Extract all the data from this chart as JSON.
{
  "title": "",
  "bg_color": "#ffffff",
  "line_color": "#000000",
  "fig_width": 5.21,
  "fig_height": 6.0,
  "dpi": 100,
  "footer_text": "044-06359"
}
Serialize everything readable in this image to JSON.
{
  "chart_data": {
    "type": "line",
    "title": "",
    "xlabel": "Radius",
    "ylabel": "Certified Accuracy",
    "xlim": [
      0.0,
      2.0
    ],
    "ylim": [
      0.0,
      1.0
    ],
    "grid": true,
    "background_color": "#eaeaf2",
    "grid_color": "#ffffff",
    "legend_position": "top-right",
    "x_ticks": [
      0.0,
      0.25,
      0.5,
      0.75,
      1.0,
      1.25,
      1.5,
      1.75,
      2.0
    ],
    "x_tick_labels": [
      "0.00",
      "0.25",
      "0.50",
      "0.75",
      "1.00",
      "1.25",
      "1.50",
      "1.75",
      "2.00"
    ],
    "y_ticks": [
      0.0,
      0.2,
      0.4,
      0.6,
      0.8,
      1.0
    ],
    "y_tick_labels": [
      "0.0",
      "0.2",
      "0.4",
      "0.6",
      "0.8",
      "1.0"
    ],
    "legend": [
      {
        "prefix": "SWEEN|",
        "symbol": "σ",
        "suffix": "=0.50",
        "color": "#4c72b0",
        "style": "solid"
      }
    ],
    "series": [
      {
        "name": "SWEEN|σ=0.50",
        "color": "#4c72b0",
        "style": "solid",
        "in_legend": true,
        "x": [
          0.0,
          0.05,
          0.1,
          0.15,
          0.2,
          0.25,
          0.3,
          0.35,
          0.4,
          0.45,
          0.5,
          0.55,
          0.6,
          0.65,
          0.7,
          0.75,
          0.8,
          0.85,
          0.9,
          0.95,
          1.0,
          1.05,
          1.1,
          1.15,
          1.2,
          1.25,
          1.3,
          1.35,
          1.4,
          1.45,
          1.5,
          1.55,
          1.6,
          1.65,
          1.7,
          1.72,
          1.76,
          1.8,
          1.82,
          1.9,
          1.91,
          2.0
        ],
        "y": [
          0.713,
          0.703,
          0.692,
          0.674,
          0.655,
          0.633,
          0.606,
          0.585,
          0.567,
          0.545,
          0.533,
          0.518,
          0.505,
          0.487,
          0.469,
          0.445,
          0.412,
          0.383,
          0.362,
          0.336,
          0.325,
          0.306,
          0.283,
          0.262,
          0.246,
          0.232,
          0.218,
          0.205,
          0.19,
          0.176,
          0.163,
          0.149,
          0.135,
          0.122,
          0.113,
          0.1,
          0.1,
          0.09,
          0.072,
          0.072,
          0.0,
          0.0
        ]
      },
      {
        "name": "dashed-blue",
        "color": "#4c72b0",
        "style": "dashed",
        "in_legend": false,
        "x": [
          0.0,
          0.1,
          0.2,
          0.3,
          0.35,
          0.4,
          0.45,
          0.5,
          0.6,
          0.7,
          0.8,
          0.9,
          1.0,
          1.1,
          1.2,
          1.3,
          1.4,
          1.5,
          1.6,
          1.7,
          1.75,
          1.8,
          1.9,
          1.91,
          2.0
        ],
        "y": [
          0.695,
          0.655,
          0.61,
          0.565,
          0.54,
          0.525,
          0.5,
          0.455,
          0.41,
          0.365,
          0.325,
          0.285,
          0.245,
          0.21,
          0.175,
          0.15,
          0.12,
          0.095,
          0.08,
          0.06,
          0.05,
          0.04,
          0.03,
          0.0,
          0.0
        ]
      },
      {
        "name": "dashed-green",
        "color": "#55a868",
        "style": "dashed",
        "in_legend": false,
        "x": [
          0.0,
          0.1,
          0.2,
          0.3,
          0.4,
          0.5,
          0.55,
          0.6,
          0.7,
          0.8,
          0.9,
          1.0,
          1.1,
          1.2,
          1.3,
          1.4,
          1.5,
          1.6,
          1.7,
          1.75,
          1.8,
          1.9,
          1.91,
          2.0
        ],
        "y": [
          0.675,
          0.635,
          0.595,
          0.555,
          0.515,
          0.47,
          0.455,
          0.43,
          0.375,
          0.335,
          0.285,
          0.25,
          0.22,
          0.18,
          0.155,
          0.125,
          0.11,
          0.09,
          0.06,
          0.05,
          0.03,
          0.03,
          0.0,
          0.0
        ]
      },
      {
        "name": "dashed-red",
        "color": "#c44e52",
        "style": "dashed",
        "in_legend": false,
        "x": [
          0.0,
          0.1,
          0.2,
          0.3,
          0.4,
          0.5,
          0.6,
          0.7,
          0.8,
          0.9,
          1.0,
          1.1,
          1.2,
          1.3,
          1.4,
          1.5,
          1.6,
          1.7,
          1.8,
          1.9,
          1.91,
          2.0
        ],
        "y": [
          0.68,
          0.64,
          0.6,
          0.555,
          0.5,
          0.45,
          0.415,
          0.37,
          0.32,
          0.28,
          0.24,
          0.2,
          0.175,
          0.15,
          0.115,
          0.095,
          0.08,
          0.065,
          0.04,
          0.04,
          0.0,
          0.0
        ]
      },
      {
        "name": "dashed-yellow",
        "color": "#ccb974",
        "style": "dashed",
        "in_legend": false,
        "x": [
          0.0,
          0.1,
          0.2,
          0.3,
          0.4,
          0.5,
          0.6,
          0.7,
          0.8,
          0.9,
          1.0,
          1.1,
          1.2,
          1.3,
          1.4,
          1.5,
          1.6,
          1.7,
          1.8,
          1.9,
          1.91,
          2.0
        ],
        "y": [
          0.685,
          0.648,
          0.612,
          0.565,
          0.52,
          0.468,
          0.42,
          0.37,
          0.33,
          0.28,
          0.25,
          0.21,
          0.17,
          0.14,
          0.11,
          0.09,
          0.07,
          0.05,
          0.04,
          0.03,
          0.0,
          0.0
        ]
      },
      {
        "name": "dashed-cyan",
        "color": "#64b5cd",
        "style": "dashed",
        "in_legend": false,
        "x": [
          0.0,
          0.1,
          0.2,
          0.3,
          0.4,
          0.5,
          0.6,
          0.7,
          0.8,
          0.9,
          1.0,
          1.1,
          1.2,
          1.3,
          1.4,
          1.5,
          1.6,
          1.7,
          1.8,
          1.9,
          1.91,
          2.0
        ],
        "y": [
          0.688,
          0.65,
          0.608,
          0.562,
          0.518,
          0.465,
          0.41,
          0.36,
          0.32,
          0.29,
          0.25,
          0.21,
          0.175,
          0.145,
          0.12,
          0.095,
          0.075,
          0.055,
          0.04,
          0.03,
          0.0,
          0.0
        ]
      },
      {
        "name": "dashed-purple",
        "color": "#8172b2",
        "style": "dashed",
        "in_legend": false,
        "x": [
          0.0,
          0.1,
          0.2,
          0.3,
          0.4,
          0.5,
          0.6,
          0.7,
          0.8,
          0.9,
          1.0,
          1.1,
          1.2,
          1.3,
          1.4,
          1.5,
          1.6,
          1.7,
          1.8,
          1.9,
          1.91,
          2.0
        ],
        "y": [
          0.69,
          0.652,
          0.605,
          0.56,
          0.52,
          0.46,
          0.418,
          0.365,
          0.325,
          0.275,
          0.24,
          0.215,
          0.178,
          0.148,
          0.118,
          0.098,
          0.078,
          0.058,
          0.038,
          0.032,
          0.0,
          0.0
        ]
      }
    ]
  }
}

● ● ● ●

Problem -
Output every entry shown above, exactly.

Complete response -
Extract all the data from this chart as JSON.
{
  "title": "",
  "bg_color": "#ffffff",
  "line_color": "#000000",
  "fig_width": 5.21,
  "fig_height": 6.0,
  "dpi": 100,
  "footer_text": "044-06359"
}
Serialize everything readable in this image to JSON.
{
  "chart_data": {
    "type": "line",
    "title": "",
    "xlabel": "Radius",
    "ylabel": "Certified Accuracy",
    "xlim": [
      0.0,
      2.0
    ],
    "ylim": [
      0.0,
      1.0
    ],
    "grid": true,
    "background_color": "#eaeaf2",
    "grid_color": "#ffffff",
    "legend_position": "top-right",
    "x_ticks": [
      0.0,
      0.25,
      0.5,
      0.75,
      1.0,
      1.25,
      1.5,
      1.75,
      2.0
    ],
    "x_tick_labels": [
      "0.00",
      "0.25",
      "0.50",
      "0.75",
      "1.00",
      "1.25",
      "1.50",
      "1.75",
      "2.00"
    ],
    "y_ticks": [
      0.0,
      0.2,
      0.4,
      0.6,
      0.8,
      1.0
    ],
    "y_tick_labels": [
      "0.0",
      "0.2",
      "0.4",
      "0.6",
      "0.8",
      "1.0"
    ],
    "legend": [
      {
        "prefix": "SWEEN|",
        "symbol": "σ",
        "suffix": "=0.50",
        "color": "#4c72b0",
        "style": "solid"
      }
    ],
    "series": [
      {
        "name": "SWEEN|σ=0.50",
        "color": "#4c72b0",
        "style": "solid",
        "in_legend": true,
        "x": [
          0.0,
          0.05,
          0.1,
          0.15,
          0.2,
          0.25,
          0.3,
          0.35,
          0.4,
          0.45,
          0.5,
          0.55,
          0.6,
          0.65,
          0.7,
          0.75,
          0.8,
          0.85,
          0.9,
          0.95,
          1.0,
          1.05,
          1.1,
          1.15,
          1.2,
          1.25,
          1.3,
          1.35,
          1.4,
          1.45,
          1.5,
          1.55,
          1.6,
          1.65,
          1.7,
          1.72,
          1.76,
          1.8,
          1.82,
          1.9,
          1.91,
          2.0
        ],
        "y": [
          0.713,
          0.703,
          0.692,
          0.674,
          0.655,
          0.633,
          0.606,
          0.585,
          0.567,
          0.545,
          0.533,
          0.518,
          0.505,
          0.487,
          0.469,
          0.445,
          0.412,
          0.383,
          0.362,
          0.336,
          0.325,
          0.306,
          0.283,
          0.262,
          0.246,
          0.232,
          0.218,
          0.205,
          0.19,
          0.176,
          0.163,
          0.149,
          0.135,
          0.122,
          0.113,
          0.1,
          0.1,
          0.09,
          0.072,
          0.072,
          0.0,
          0.0
        ]
      },
      {
        "name": "dashed-blue",
        "color": "#4c72b0",
        "style": "dashed",
        "in_legend": false,
        "x": [
          0.0,
          0.1,
          0.2,
          0.3,
          0.35,
          0.4,
          0.45,
          0.5,
          0.6,
          0.7,
          0.8,
          0.9,
          1.0,
          1.1,
          1.2,
          1.3,
          1.4,
          1.5,
          1.6,
          1.7,
          1.75,
          1.8,
          1.9,
          1.91,
          2.0
        ],
        "y": [
          0.695,
          0.655,
          0.61,
          0.565,
          0.54,
          0.525,
          0.5,
          0.455,
          0.41,
          0.365,
          0.325,
          0.285,
          0.245,
          0.21,
          0.175,
          0.15,
          0.12,
          0.095,
          0.08,
          0.06,
          0.05,
          0.04,
          0.03,
          0.0,
          0.0
        ]
      },
      {
        "name": "dashed-green",
        "color": "#55a868",
        "style": "dashed",
        "in_legend": false,
        "x": [
          0.0,
          0.1,
          0.2,
          0.3,
          0.4,
          0.5,
          0.55,
          0.6,
          0.7,
          0.8,
          0.9,
          1.0,
          1.1,
          1.2,
          1.3,
          1.4,
          1.5,
          1.6,
          1.7,
          1.75,
          1.8,
          1.9,
          1.91,
          2.0
        ],
        "y": [
          0.675,
          0.635,
          0.595,
          0.555,
          0.515,
          0.47,
          0.455,
          0.43,
          0.375,
          0.335,
          0.285,
          0.25,
          0.22,
          0.18,
          0.155,
          0.125,
          0.11,
          0.09,
          0.06,
          0.05,
          0.03,
          0.03,
          0.0,
          0.0
        ]
      },
      {
        "name": "dashed-red",
        "color": "#c44e52",
        "style": "dashed",
        "in_legend": false,
        "x": [
          0.0,
          0.1,
          0.2,
          0.3,
          0.4,
          0.5,
          0.6,
          0.7,
          0.8,
          0.9,
          1.0,
          1.1,
          1.2,
          1.3,
          1.4,
          1.5,
          1.6,
          1.7,
          1.8,
          1.9,
          1.91,
          2.0
        ],
        "y": [
          0.68,
          0.64,
          0.6,
          0.555,
          0.5,
          0.45,
          0.415,
          0.37,
          0.32,
          0.28,
          0.24,
          0.2,
          0.175,
          0.15,
          0.115,
          0.095,
          0.08,
          0.065,
          0.04,
          0.04,
          0.0,
          0.0
        ]
      },
      {
        "name": "dashed-yellow",
        "color": "#ccb974",
        "style": "dashed",
        "in_legend": false,
        "x": [
          0.0,
          0.1,
          0.2,
          0.3,
          0.4,
          0.5,
          0.6,
          0.7,
          0.8,
          0.9,
          1.0,
          1.1,
          1.2,
          1.3,
          1.4,
          1.5,
          1.6,
          1.7,
          1.8,
          1.9,
          1.91,
          2.0
        ],
        "y": [
          0.685,
          0.648,
          0.612,
          0.565,
          0.52,
          0.468,
          0.42,
          0.37,
          0.33,
          0.28,
          0.25,
          0.21,
          0.17,
          0.14,
          0.11,
          0.09,
          0.07,
          0.05,
          0.04,
          0.03,
          0.0,
          0.0
        ]
      },
      {
        "name": "dashed-cyan",
        "color": "#64b5cd",
        "style": "dashed",
        "in_legend": false,
        "x": [
          0.0,
          0.1,
          0.2,
          0.3,
          0.4,
          0.5,
          0.6,
          0.7,
          0.8,
          0.9,
          1.0,
          1.1,
          1.2,
          1.3,
          1.4,
          1.5,
          1.6,
          1.7,
          1.8,
          1.9,
          1.91,
          2.0
        ],
        "y": [
          0.688,
          0.65,
          0.608,
          0.562,
          0.518,
          0.465,
          0.41,
          0.36,
          0.32,
          0.29,
          0.25,
          0.21,
          0.175,
          0.145,
          0.12,
          0.095,
          0.075,
          0.055,
          0.04,
          0.03,
          0.0,
          0.0
        ]
      },
      {
        "name": "dashed-purple",
        "color": "#8172b2",
        "style": "dashed",
        "in_legend": false,
        "x": [
          0.0,
          0.1,
          0.2,
          0.3,
          0.4,
          0.5,
          0.6,
          0.7,
          0.8,
          0.9,
          1.0,
          1.1,
          1.2,
          1.3,
          1.4,
          1.5,
          1.6,
          1.7,
          1.8,
          1.9,
          1.91,
          2.0
        ],
        "y": [
          0.69,
          0.652,
          0.605,
          0.56,
          0.52,
          0.46,
          0.418,
          0.365,
          0.325,
          0.275,
          0.24,
          0.215,
          0.178,
          0.148,
          0.118,
          0.098,
          0.078,
          0.058,
          0.038,
          0.032,
          0.0,
          0.0
        ]
      }
    ]
  }
}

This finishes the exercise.